* Begin *

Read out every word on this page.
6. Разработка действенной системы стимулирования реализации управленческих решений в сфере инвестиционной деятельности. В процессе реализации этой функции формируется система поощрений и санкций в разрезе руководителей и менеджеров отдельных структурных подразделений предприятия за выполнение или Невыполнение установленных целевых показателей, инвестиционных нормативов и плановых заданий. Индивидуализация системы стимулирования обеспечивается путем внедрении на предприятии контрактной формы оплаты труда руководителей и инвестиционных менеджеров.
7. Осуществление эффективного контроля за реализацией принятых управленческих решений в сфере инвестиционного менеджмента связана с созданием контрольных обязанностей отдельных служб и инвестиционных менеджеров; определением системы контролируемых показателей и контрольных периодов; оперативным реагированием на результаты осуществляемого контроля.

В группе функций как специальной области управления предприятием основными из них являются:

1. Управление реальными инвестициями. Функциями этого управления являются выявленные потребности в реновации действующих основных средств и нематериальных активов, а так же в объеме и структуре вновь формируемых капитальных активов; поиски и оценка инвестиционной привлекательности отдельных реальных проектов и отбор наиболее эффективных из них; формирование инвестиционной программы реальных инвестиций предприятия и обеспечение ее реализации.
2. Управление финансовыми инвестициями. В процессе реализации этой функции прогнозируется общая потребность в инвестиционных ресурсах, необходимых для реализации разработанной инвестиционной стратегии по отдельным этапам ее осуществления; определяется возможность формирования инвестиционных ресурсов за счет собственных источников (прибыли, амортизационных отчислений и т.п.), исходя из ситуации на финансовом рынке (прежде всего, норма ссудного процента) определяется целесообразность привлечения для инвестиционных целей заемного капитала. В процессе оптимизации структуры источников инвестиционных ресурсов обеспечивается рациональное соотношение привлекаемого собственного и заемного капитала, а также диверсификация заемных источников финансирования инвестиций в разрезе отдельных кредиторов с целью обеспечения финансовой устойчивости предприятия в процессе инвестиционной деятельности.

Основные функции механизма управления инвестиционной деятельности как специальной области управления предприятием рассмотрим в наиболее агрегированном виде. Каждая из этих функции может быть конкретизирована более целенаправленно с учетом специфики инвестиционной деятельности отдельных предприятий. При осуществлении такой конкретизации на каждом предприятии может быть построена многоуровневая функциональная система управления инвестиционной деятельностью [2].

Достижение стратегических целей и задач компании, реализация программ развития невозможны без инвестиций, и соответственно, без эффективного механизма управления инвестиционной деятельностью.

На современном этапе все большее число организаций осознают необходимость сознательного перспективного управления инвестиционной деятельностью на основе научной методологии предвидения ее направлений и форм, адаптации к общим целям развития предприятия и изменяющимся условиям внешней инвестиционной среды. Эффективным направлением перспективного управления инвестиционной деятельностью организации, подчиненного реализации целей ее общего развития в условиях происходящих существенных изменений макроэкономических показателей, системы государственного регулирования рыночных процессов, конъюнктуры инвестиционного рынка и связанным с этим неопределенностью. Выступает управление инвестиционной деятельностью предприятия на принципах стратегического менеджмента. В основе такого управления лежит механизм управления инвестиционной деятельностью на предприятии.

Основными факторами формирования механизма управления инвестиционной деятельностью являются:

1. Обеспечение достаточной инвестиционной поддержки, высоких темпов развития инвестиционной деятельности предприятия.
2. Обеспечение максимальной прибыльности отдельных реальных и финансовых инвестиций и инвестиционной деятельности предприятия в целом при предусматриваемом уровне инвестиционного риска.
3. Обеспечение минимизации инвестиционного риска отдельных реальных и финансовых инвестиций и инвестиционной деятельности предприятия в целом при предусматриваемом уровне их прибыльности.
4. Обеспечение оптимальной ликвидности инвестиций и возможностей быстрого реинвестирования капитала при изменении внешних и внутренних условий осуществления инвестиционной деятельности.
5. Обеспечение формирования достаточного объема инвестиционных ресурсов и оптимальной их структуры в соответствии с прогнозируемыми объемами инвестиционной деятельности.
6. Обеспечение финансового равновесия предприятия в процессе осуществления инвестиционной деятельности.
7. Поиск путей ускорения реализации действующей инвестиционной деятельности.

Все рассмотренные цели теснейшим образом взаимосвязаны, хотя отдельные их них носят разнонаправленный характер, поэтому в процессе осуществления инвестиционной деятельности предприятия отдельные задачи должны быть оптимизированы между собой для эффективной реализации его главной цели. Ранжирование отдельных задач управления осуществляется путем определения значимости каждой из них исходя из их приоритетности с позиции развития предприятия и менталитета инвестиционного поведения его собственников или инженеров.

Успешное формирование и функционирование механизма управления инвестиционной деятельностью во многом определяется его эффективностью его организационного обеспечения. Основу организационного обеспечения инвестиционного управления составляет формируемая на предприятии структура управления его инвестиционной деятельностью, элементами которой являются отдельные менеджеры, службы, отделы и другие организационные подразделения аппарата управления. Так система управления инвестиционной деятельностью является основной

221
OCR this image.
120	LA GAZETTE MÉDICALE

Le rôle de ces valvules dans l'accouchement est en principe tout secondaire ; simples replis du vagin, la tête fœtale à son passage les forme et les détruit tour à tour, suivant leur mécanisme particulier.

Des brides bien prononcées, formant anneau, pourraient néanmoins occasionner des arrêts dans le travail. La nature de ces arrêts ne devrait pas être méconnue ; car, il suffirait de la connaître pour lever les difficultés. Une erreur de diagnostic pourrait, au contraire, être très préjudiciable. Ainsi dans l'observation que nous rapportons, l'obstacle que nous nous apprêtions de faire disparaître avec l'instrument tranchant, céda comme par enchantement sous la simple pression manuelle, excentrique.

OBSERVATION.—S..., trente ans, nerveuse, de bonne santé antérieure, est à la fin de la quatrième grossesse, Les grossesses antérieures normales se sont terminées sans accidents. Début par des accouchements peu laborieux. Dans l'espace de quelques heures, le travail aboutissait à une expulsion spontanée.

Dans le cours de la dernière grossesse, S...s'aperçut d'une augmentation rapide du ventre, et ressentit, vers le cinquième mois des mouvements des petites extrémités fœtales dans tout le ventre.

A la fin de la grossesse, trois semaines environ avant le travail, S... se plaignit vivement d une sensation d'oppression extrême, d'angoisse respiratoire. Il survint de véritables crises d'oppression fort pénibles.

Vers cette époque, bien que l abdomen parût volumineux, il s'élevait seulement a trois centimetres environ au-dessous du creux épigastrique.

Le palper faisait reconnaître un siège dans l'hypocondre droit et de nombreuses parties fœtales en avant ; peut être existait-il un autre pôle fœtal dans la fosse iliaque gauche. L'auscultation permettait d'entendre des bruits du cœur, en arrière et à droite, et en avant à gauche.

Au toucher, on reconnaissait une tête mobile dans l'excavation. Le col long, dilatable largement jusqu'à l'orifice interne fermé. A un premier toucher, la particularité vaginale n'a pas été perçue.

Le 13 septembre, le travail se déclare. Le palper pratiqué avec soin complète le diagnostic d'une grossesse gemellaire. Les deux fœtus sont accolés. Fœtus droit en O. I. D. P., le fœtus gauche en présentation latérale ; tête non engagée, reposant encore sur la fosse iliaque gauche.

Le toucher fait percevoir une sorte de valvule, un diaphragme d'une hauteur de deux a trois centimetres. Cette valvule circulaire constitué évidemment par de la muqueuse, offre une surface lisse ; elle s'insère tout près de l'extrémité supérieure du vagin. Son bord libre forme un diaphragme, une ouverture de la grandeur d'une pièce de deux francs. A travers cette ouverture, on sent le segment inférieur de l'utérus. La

* End *

From the data above, show each line that contains "целом".

▶ [RESPONSE TO THIS TASK]
2. Обеспечение максимальной прибыльности отдельных реальных и финансовых инвестиций и инвестиционной деятельности предприятия в целом при предусматриваемом уровне инвестиционного риска.
3. Обеспечение минимизации инвестиционного риска отдельных реальных и финансовых инвестиций и инвестиционной деятельности предприятия в целом при предусматриваемом уровне их прибыльности.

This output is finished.